GOAL OF THE EXERCISE -> Show every line in the records below that contains the word "marker".

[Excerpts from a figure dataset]
◇ ◇ ◇ ◇

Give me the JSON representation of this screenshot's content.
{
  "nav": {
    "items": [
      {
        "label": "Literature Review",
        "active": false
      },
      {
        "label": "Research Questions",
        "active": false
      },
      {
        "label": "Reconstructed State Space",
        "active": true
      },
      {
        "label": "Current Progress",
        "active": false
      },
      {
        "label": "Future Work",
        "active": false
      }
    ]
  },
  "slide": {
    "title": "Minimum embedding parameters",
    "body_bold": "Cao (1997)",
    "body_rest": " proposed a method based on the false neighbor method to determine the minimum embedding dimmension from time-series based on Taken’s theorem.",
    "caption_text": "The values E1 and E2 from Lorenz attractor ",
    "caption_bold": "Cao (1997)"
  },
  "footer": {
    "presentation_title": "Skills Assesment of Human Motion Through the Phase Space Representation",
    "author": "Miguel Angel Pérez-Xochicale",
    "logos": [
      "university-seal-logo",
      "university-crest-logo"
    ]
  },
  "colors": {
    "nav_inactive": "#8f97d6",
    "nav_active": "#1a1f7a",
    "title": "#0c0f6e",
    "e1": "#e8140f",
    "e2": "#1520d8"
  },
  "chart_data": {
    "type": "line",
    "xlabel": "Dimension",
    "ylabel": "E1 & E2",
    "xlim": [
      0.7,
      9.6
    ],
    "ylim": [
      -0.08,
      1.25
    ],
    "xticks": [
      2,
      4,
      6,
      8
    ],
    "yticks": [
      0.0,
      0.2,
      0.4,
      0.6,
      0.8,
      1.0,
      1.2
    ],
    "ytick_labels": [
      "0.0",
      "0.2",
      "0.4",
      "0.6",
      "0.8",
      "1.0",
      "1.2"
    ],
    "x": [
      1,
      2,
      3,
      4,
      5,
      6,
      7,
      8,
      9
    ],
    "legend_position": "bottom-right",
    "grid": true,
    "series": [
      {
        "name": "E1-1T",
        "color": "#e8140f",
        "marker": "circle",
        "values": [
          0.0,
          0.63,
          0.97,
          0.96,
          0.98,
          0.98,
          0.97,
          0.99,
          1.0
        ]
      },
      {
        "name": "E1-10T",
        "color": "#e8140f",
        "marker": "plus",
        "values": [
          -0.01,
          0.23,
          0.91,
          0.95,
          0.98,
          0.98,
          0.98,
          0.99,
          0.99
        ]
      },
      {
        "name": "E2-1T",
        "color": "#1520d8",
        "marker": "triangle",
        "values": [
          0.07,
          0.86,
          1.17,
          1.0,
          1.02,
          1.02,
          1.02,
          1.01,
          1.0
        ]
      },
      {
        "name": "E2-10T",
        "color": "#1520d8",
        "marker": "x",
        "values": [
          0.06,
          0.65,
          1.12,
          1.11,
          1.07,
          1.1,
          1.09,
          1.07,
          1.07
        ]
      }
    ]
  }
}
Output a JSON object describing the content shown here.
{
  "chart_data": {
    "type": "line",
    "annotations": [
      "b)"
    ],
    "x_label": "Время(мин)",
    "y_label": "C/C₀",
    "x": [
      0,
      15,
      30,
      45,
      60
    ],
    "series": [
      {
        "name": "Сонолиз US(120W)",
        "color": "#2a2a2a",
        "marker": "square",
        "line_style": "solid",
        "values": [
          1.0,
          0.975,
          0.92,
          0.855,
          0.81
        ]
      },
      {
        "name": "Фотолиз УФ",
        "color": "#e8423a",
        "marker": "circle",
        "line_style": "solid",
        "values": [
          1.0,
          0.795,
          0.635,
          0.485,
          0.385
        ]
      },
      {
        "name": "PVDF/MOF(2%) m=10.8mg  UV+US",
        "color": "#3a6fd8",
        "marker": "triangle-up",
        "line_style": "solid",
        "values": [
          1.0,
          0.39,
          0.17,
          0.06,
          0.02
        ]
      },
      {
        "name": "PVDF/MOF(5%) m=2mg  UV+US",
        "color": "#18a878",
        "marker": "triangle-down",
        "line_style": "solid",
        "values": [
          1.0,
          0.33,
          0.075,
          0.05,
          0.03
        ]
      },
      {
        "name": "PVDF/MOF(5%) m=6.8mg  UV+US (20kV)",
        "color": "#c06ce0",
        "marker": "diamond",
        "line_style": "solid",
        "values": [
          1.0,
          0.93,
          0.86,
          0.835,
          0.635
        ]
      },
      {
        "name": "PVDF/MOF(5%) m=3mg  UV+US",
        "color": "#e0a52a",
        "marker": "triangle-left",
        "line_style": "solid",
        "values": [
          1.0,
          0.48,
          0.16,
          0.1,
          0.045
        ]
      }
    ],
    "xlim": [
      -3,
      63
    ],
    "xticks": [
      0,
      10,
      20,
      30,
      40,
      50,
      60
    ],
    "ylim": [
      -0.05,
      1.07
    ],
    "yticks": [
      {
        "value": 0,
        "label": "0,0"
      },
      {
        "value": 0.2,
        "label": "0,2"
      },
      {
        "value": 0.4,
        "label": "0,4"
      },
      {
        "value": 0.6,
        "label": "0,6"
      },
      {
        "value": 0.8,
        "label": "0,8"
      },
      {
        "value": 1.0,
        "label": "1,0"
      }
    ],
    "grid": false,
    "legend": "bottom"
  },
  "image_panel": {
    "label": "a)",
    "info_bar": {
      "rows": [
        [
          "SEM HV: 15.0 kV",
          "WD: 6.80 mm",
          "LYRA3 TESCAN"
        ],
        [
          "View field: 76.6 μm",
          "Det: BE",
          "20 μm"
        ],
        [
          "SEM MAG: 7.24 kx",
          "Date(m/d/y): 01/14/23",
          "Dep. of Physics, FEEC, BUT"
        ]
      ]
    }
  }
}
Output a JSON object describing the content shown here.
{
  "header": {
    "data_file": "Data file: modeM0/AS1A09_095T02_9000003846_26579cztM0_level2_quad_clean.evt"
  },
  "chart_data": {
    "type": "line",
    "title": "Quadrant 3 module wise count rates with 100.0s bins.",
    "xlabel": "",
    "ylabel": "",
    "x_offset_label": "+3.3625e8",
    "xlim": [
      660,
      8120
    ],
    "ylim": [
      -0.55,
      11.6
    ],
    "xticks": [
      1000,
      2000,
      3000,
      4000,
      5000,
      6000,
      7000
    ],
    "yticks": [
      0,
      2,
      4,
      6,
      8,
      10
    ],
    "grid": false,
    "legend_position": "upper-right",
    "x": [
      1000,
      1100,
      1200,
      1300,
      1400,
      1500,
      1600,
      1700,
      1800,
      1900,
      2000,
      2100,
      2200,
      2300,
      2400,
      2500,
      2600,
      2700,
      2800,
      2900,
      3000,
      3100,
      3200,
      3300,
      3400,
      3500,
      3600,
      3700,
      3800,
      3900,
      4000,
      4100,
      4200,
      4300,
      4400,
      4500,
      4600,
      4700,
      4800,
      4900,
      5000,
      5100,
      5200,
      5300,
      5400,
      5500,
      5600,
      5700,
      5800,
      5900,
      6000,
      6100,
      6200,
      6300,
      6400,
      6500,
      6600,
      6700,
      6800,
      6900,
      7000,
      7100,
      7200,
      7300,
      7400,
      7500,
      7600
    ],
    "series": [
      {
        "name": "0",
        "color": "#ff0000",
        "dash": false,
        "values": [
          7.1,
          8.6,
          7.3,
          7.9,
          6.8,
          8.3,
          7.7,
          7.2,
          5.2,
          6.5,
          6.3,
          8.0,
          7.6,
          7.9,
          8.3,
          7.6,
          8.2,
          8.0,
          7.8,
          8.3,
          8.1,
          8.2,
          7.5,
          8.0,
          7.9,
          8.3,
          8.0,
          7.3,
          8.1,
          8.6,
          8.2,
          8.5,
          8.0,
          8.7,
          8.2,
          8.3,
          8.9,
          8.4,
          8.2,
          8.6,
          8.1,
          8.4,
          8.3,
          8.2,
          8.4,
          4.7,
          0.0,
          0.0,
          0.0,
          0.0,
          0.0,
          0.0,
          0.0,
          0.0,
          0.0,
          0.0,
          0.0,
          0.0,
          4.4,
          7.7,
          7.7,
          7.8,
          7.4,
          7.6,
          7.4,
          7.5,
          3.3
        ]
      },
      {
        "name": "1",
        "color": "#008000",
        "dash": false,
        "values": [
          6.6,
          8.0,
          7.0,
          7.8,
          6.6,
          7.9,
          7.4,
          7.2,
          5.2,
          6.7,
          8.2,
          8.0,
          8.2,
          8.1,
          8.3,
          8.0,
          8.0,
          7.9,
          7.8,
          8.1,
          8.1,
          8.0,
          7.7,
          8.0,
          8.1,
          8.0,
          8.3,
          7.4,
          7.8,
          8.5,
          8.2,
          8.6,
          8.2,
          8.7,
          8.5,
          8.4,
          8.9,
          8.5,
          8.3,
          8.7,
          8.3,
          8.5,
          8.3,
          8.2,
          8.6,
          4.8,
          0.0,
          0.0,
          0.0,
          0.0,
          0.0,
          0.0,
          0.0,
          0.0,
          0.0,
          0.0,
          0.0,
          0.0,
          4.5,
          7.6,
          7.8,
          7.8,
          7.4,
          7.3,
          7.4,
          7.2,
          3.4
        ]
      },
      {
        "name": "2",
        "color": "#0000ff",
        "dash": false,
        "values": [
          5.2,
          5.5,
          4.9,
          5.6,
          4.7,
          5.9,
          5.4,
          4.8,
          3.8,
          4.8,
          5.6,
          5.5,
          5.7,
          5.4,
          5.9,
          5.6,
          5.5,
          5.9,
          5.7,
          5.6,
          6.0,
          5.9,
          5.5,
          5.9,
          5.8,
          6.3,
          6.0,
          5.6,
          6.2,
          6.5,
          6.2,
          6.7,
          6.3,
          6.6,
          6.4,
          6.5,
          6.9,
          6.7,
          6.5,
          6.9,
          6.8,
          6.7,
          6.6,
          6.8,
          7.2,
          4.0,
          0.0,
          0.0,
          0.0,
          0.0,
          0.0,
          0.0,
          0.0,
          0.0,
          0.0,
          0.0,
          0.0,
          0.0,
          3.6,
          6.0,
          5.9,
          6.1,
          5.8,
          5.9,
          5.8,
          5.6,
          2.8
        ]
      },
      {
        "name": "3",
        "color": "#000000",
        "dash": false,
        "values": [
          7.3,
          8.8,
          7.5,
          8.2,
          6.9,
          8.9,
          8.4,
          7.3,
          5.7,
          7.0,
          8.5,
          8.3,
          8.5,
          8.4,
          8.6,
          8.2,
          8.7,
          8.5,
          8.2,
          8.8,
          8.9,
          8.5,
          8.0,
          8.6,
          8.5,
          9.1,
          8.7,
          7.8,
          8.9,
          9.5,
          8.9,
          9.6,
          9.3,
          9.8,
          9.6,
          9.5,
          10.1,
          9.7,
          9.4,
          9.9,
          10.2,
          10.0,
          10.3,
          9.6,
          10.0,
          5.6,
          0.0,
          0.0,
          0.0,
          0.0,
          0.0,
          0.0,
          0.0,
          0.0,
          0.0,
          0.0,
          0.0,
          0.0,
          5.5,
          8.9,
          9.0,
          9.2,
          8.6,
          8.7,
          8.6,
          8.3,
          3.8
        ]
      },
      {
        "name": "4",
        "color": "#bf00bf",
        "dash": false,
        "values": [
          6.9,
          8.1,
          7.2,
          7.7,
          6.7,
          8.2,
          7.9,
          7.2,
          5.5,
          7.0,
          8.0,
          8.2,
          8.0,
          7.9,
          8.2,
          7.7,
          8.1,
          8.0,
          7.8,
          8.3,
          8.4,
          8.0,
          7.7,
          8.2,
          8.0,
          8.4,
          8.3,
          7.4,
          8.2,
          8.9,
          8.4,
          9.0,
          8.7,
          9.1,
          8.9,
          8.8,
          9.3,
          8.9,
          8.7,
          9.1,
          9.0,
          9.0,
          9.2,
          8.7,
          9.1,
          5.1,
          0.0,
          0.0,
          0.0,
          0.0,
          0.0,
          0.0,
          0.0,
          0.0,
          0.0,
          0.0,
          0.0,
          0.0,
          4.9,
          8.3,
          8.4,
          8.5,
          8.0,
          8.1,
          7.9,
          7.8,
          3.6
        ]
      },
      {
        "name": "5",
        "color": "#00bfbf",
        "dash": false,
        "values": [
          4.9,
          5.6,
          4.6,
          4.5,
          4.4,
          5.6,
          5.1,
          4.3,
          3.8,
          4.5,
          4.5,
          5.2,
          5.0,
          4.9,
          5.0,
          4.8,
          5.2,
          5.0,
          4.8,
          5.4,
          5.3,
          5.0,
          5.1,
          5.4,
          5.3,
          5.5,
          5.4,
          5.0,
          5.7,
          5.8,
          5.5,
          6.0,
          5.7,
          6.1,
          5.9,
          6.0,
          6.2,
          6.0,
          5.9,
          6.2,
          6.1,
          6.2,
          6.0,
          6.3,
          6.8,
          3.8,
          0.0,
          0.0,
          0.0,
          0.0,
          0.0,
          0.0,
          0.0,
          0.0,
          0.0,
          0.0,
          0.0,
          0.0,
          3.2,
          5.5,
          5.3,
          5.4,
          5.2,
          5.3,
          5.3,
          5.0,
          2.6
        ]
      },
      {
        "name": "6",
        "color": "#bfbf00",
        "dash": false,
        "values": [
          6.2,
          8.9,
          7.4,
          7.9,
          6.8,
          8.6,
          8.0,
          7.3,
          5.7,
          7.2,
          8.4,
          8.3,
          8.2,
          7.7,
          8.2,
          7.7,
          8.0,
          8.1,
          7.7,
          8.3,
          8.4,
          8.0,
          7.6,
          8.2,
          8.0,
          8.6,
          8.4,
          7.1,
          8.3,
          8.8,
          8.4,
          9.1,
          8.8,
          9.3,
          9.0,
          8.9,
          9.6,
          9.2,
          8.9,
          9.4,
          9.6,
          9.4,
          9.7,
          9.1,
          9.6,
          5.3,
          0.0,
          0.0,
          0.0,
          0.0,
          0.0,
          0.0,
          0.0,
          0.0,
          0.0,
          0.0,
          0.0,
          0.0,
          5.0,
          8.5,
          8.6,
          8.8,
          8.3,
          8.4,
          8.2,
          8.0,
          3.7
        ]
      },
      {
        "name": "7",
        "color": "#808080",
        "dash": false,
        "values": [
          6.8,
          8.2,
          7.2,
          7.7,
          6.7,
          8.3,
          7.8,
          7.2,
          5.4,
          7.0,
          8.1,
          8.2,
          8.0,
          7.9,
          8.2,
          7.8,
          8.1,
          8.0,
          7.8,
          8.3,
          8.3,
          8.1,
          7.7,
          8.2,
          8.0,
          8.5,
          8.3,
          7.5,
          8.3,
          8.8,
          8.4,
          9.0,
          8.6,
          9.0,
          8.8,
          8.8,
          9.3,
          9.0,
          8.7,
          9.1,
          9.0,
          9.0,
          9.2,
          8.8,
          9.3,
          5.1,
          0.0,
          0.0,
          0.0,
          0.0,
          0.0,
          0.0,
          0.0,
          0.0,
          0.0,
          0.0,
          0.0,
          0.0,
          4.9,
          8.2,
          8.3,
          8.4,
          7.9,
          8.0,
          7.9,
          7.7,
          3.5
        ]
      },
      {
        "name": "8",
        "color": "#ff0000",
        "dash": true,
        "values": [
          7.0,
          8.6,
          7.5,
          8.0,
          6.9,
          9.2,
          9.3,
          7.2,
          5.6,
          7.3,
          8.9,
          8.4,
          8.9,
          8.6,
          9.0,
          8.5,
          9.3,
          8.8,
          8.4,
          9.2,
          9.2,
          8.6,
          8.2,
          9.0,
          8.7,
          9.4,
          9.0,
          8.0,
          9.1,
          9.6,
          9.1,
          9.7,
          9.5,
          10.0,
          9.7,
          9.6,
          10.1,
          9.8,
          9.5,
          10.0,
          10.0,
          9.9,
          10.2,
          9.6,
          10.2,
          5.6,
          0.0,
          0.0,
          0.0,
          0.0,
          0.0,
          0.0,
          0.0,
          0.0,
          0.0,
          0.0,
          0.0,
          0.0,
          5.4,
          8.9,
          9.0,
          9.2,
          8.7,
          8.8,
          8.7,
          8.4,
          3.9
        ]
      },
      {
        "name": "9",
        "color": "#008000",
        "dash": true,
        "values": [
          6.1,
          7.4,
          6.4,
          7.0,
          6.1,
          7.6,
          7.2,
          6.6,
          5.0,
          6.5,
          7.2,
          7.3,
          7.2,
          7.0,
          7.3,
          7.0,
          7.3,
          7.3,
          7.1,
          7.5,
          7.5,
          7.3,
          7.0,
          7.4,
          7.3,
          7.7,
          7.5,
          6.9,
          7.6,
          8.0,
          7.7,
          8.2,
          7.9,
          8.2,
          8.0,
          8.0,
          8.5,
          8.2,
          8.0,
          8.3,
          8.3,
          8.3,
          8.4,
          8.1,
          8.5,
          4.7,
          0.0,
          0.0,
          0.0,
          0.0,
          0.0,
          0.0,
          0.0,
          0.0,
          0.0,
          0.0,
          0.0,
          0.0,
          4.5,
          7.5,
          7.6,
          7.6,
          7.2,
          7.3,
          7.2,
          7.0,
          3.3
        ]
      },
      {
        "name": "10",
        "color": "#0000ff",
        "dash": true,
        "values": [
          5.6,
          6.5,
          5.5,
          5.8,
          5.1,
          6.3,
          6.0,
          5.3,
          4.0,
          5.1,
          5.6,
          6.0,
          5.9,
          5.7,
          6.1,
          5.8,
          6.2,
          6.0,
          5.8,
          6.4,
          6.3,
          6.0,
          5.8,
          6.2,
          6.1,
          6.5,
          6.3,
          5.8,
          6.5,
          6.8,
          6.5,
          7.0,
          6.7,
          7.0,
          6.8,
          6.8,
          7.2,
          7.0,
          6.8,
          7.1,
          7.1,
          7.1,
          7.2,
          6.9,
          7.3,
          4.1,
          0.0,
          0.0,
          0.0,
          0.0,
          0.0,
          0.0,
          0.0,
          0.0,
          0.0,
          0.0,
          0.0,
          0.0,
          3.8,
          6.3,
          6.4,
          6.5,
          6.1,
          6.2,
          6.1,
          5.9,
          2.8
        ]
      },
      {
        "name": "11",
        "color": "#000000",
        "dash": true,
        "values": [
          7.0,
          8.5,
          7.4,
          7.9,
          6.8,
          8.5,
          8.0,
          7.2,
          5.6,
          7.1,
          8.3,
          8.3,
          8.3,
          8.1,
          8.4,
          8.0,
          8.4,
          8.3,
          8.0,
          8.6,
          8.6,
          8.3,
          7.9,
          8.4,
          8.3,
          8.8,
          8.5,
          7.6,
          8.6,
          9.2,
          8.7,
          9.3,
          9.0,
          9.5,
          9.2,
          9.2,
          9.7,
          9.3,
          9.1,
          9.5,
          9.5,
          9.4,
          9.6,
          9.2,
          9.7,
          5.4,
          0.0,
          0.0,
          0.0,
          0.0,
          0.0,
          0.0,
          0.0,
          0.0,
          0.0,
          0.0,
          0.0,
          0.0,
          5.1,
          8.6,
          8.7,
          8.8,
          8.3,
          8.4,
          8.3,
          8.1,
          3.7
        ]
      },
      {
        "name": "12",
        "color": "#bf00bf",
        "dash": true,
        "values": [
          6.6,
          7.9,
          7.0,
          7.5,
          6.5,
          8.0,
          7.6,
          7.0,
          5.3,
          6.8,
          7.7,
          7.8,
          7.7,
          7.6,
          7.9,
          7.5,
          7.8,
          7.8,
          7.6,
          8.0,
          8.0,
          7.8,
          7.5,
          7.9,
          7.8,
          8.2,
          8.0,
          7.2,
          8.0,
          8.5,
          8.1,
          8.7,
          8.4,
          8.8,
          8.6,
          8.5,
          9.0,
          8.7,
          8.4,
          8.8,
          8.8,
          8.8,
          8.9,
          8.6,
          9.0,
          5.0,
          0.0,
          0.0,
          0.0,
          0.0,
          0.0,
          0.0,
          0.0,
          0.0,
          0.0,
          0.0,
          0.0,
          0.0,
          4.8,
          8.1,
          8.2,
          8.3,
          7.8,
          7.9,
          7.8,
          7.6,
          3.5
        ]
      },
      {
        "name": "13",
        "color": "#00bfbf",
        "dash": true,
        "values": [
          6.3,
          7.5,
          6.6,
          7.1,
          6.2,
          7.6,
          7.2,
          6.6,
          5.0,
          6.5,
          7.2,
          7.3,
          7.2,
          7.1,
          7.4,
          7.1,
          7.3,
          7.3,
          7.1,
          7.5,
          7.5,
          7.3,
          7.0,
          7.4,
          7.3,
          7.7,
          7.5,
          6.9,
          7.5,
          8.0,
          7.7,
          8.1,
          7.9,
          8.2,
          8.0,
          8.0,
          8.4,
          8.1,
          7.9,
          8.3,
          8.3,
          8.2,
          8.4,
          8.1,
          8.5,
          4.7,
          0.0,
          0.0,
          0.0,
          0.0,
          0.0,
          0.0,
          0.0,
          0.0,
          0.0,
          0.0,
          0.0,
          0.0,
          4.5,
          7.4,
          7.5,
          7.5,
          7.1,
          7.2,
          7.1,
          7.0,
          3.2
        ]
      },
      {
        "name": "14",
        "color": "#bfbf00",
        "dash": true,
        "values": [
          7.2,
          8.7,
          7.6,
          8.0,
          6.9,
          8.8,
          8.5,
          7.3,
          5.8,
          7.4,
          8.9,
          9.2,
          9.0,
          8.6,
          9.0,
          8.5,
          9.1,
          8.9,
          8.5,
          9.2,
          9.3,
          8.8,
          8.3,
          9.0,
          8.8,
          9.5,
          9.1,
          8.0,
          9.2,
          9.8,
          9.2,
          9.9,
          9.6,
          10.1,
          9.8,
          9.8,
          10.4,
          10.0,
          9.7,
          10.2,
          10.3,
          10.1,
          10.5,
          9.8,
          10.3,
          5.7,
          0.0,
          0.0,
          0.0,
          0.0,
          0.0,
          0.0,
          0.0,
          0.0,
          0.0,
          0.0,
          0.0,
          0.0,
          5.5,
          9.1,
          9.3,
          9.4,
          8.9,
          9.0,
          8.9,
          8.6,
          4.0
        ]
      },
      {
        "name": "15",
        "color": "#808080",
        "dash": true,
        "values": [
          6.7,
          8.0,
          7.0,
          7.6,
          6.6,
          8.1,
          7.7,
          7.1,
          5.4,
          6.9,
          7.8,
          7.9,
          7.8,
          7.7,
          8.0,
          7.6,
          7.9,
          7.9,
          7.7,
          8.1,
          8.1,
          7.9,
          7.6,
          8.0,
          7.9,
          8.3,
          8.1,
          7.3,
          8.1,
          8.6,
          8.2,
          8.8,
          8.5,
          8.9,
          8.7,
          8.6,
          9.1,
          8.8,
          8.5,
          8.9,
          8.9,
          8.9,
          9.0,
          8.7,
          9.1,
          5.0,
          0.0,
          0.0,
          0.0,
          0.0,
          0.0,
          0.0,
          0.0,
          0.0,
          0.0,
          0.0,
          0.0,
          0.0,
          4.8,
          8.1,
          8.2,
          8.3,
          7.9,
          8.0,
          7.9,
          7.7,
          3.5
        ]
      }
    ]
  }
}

◇ ◇ ◇ ◇

RESULT FOR THIS TASK ->
        "marker": "circle",
        "marker": "plus",
        "marker": "triangle",
        "marker": "x",
        "marker": "square",
        "marker": "circle",
        "marker": "triangle-up",
        "marker": "triangle-down",
        "marker": "diamond",
        "marker": "triangle-left",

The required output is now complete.